++++ Task inputs ++++
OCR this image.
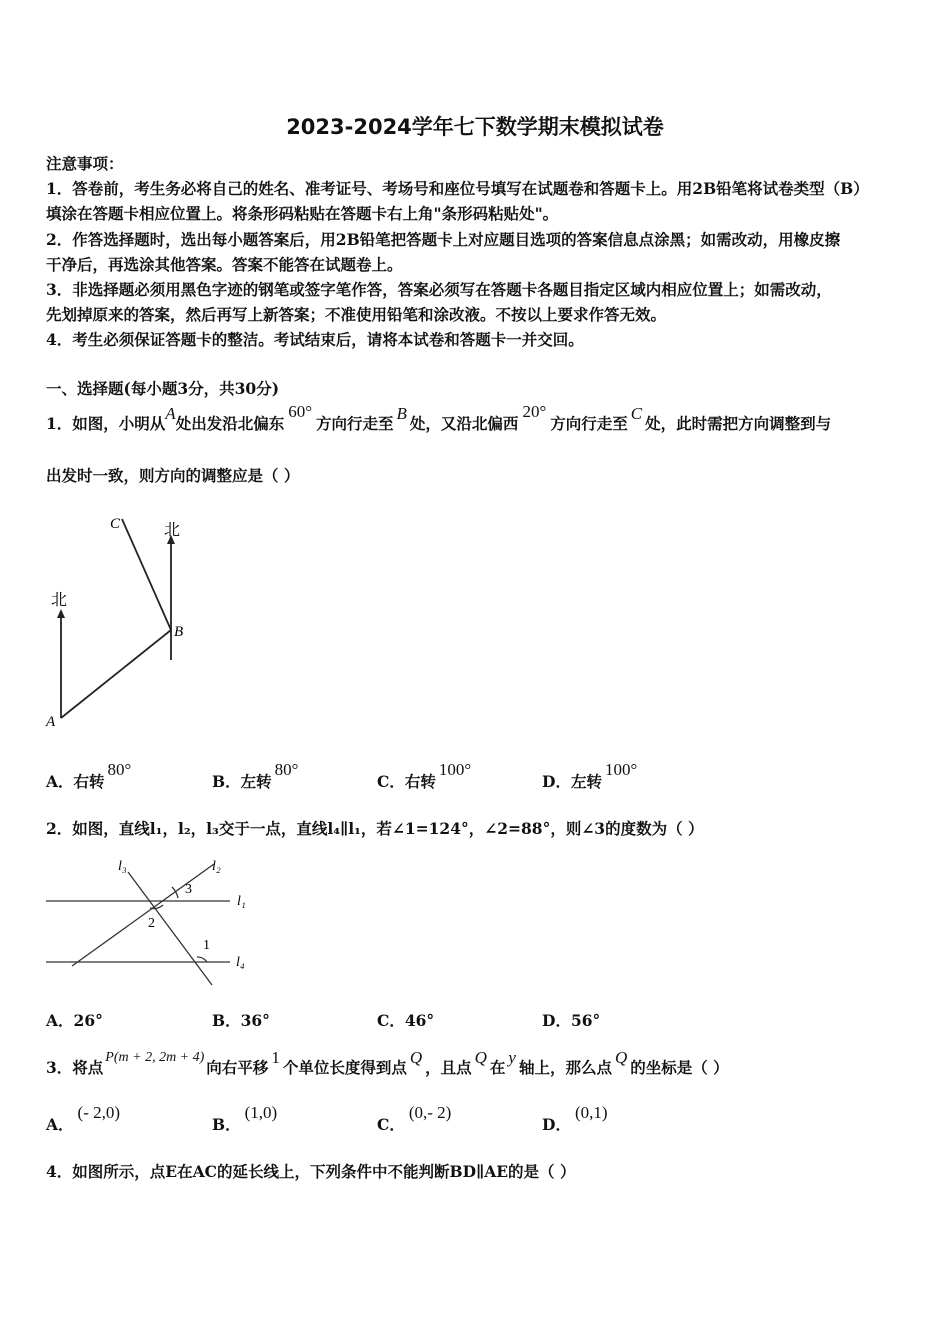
2023-2024学年七下数学期末模拟试卷
注意事项：
1．答卷前，考生务必将自己的姓名、准考证号、考场号和座位号填写在试题卷和答题卡上。用2B铅笔将试卷类型（B）
填涂在答题卡相应位置上。将条形码粘贴在答题卡右上角"条形码粘贴处"。
2．作答选择题时，选出每小题答案后，用2B铅笔把答题卡上对应题目选项的答案信息点涂黑；如需改动，用橡皮擦
干净后，再选涂其他答案。答案不能答在试题卷上。
3．非选择题必须用黑色字迹的钢笔或签字笔作答，答案必须写在答题卡各题目指定区域内相应位置上；如需改动，
先划掉原来的答案，然后再写上新答案；不准使用铅笔和涂改液。不按以上要求作答无效。
4．考生必须保证答题卡的整洁。考试结束后，请将本试卷和答题卡一并交回。
一、选择题(每小题3分，共30分)
1．如图，小明从A处出发沿北偏东60°方向行走至B处，又沿北偏西20°方向行走至C处，此时需把方向调整到与
出发时一致，则方向的调整应是（ ）
北
北
A
B
C
l₃	l₂
l₁
l₄
3
2
1
A．右转80°
B．左转80°
C．右转100°
D．左转100°
2．如图，直线l₁，l₂，l₃交于一点，直线l₄∥l₁，若∠1=124°，∠2=88°，则∠3的度数为（ ）
A．26°	B．36°	C．46°	D．56°
3．将点P(m + 2, 2m + 4)向右平移1个单位长度得到点Q，且点Q在y轴上，那么点Q的坐标是（ ）
A．(- 2,0)
B．(1,0)
C．(0,- 2)
D．(0,1)
4．如图所示，点E在AC的延长线上，下列条件中不能判断BD∥AE的是（ ）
++++
## Your task
Sift through the entries and copy every line with "如需改动".

## Answer in full
2．作答选择题时，选出每小题答案后，用2B铅笔把答题卡上对应题目选项的答案信息点涂黑；如需改动，用橡皮擦
3．非选择题必须用黑色字迹的钢笔或签字笔作答，答案必须写在答题卡各题目指定区域内相应位置上；如需改动，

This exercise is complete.